| Problem to work on |
Each record below is to be reproduced without any change.

[Collected data]
++++++++

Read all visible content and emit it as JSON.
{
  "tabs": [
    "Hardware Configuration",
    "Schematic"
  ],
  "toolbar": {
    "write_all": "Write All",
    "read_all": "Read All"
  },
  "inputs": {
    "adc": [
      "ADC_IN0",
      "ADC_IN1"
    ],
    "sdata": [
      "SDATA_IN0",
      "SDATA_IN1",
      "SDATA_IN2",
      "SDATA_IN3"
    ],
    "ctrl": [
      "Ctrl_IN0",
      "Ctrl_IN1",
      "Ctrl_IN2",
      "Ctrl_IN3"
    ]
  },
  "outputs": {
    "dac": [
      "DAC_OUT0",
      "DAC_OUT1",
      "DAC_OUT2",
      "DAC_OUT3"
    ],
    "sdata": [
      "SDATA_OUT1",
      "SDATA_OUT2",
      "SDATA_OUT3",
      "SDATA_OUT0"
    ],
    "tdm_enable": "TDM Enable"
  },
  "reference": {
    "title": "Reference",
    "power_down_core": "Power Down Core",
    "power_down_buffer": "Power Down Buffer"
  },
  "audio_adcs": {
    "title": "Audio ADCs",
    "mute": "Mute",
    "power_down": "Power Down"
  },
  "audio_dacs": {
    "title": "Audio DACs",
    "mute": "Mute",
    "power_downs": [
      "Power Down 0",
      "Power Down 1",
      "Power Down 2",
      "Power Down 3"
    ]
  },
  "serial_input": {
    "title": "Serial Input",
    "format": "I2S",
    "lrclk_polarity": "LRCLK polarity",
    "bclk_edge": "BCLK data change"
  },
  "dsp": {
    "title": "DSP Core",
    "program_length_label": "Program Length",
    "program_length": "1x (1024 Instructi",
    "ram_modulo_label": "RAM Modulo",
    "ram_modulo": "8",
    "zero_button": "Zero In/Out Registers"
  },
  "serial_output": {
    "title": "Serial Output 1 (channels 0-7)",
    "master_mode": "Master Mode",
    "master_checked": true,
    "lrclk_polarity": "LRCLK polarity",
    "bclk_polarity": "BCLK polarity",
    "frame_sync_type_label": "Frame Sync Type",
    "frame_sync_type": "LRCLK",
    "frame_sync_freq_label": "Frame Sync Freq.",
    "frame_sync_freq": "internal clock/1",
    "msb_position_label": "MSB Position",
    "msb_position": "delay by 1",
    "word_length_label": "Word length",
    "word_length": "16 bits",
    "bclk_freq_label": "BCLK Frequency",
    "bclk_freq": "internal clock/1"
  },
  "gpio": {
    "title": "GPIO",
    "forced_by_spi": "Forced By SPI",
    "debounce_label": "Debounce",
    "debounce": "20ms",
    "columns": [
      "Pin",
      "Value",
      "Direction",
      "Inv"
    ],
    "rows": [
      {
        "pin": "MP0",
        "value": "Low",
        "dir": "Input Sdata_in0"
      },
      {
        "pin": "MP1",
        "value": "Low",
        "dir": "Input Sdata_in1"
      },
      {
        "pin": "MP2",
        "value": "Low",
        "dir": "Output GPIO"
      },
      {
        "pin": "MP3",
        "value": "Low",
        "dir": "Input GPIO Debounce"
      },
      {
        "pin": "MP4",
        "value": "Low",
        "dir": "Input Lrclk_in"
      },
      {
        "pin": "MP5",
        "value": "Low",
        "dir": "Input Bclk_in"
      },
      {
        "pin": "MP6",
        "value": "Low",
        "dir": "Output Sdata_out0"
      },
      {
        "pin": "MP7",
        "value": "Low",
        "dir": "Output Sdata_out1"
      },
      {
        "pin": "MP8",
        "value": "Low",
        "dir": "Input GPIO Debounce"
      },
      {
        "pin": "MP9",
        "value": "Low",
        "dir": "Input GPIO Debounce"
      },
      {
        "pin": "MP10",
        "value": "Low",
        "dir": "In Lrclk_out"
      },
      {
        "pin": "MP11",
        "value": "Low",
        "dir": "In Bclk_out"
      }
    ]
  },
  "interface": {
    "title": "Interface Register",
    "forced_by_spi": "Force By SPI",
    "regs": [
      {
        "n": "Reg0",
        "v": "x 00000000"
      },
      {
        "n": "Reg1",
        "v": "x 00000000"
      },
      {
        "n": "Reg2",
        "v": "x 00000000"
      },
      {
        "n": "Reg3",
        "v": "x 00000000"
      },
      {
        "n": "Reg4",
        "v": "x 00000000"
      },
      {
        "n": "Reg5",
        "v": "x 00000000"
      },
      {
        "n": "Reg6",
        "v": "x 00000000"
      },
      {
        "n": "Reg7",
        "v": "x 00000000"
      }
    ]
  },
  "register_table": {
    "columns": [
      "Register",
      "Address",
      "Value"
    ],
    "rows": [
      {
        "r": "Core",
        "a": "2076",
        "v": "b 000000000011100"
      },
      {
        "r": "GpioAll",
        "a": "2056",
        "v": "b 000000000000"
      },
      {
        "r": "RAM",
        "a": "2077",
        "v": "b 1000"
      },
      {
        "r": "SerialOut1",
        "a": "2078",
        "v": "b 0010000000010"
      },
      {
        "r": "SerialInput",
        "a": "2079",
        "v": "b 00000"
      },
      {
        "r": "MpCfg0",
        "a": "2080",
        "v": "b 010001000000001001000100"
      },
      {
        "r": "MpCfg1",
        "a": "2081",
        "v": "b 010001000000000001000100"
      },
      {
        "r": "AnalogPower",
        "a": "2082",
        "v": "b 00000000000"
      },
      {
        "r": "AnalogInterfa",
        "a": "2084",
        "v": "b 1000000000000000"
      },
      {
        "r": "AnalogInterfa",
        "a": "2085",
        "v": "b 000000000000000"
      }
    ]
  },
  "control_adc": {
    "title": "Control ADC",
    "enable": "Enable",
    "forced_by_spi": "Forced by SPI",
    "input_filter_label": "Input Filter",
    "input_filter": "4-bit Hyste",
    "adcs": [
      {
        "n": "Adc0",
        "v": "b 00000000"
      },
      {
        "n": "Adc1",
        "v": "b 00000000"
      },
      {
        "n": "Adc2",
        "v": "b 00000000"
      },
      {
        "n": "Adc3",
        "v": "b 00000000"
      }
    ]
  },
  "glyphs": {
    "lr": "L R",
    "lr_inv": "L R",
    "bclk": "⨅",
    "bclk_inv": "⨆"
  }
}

++++++++

| The completed task |
Read all visible content and emit it as JSON.
{
  "tabs": [
    "Hardware Configuration",
    "Schematic"
  ],
  "toolbar": {
    "write_all": "Write All",
    "read_all": "Read All"
  },
  "inputs": {
    "adc": [
      "ADC_IN0",
      "ADC_IN1"
    ],
    "sdata": [
      "SDATA_IN0",
      "SDATA_IN1",
      "SDATA_IN2",
      "SDATA_IN3"
    ],
    "ctrl": [
      "Ctrl_IN0",
      "Ctrl_IN1",
      "Ctrl_IN2",
      "Ctrl_IN3"
    ]
  },
  "outputs": {
    "dac": [
      "DAC_OUT0",
      "DAC_OUT1",
      "DAC_OUT2",
      "DAC_OUT3"
    ],
    "sdata": [
      "SDATA_OUT1",
      "SDATA_OUT2",
      "SDATA_OUT3",
      "SDATA_OUT0"
    ],
    "tdm_enable": "TDM Enable"
  },
  "reference": {
    "title": "Reference",
    "power_down_core": "Power Down Core",
    "power_down_buffer": "Power Down Buffer"
  },
  "audio_adcs": {
    "title": "Audio ADCs",
    "mute": "Mute",
    "power_down": "Power Down"
  },
  "audio_dacs": {
    "title": "Audio DACs",
    "mute": "Mute",
    "power_downs": [
      "Power Down 0",
      "Power Down 1",
      "Power Down 2",
      "Power Down 3"
    ]
  },
  "serial_input": {
    "title": "Serial Input",
    "format": "I2S",
    "lrclk_polarity": "LRCLK polarity",
    "bclk_edge": "BCLK data change"
  },
  "dsp": {
    "title": "DSP Core",
    "program_length_label": "Program Length",
    "program_length": "1x (1024 Instructi",
    "ram_modulo_label": "RAM Modulo",
    "ram_modulo": "8",
    "zero_button": "Zero In/Out Registers"
  },
  "serial_output": {
    "title": "Serial Output 1 (channels 0-7)",
    "master_mode": "Master Mode",
    "master_checked": true,
    "lrclk_polarity": "LRCLK polarity",
    "bclk_polarity": "BCLK polarity",
    "frame_sync_type_label": "Frame Sync Type",
    "frame_sync_type": "LRCLK",
    "frame_sync_freq_label": "Frame Sync Freq.",
    "frame_sync_freq": "internal clock/1",
    "msb_position_label": "MSB Position",
    "msb_position": "delay by 1",
    "word_length_label": "Word length",
    "word_length": "16 bits",
    "bclk_freq_label": "BCLK Frequency",
    "bclk_freq": "internal clock/1"
  },
  "gpio": {
    "title": "GPIO",
    "forced_by_spi": "Forced By SPI",
    "debounce_label": "Debounce",
    "debounce": "20ms",
    "columns": [
      "Pin",
      "Value",
      "Direction",
      "Inv"
    ],
    "rows": [
      {
        "pin": "MP0",
        "value": "Low",
        "dir": "Input Sdata_in0"
      },
      {
        "pin": "MP1",
        "value": "Low",
        "dir": "Input Sdata_in1"
      },
      {
        "pin": "MP2",
        "value": "Low",
        "dir": "Output GPIO"
      },
      {
        "pin": "MP3",
        "value": "Low",
        "dir": "Input GPIO Debounce"
      },
      {
        "pin": "MP4",
        "value": "Low",
        "dir": "Input Lrclk_in"
      },
      {
        "pin": "MP5",
        "value": "Low",
        "dir": "Input Bclk_in"
      },
      {
        "pin": "MP6",
        "value": "Low",
        "dir": "Output Sdata_out0"
      },
      {
        "pin": "MP7",
        "value": "Low",
        "dir": "Output Sdata_out1"
      },
      {
        "pin": "MP8",
        "value": "Low",
        "dir": "Input GPIO Debounce"
      },
      {
        "pin": "MP9",
        "value": "Low",
        "dir": "Input GPIO Debounce"
      },
      {
        "pin": "MP10",
        "value": "Low",
        "dir": "In Lrclk_out"
      },
      {
        "pin": "MP11",
        "value": "Low",
        "dir": "In Bclk_out"
      }
    ]
  },
  "interface": {
    "title": "Interface Register",
    "forced_by_spi": "Force By SPI",
    "regs": [
      {
        "n": "Reg0",
        "v": "x 00000000"
      },
      {
        "n": "Reg1",
        "v": "x 00000000"
      },
      {
        "n": "Reg2",
        "v": "x 00000000"
      },
      {
        "n": "Reg3",
        "v": "x 00000000"
      },
      {
        "n": "Reg4",
        "v": "x 00000000"
      },
      {
        "n": "Reg5",
        "v": "x 00000000"
      },
      {
        "n": "Reg6",
        "v": "x 00000000"
      },
      {
        "n": "Reg7",
        "v": "x 00000000"
      }
    ]
  },
  "register_table": {
    "columns": [
      "Register",
      "Address",
      "Value"
    ],
    "rows": [
      {
        "r": "Core",
        "a": "2076",
        "v": "b 000000000011100"
      },
      {
        "r": "GpioAll",
        "a": "2056",
        "v": "b 000000000000"
      },
      {
        "r": "RAM",
        "a": "2077",
        "v": "b 1000"
      },
      {
        "r": "SerialOut1",
        "a": "2078",
        "v": "b 0010000000010"
      },
      {
        "r": "SerialInput",
        "a": "2079",
        "v": "b 00000"
      },
      {
        "r": "MpCfg0",
        "a": "2080",
        "v": "b 010001000000001001000100"
      },
      {
        "r": "MpCfg1",
        "a": "2081",
        "v": "b 010001000000000001000100"
      },
      {
        "r": "AnalogPower",
        "a": "2082",
        "v": "b 00000000000"
      },
      {
        "r": "AnalogInterfa",
        "a": "2084",
        "v": "b 1000000000000000"
      },
      {
        "r": "AnalogInterfa",
        "a": "2085",
        "v": "b 000000000000000"
      }
    ]
  },
  "control_adc": {
    "title": "Control ADC",
    "enable": "Enable",
    "forced_by_spi": "Forced by SPI",
    "input_filter_label": "Input Filter",
    "input_filter": "4-bit Hyste",
    "adcs": [
      {
        "n": "Adc0",
        "v": "b 00000000"
      },
      {
        "n": "Adc1",
        "v": "b 00000000"
      },
      {
        "n": "Adc2",
        "v": "b 00000000"
      },
      {
        "n": "Adc3",
        "v": "b 00000000"
      }
    ]
  },
  "glyphs": {
    "lr": "L R",
    "lr_inv": "L R",
    "bclk": "⨅",
    "bclk_inv": "⨆"
  }
}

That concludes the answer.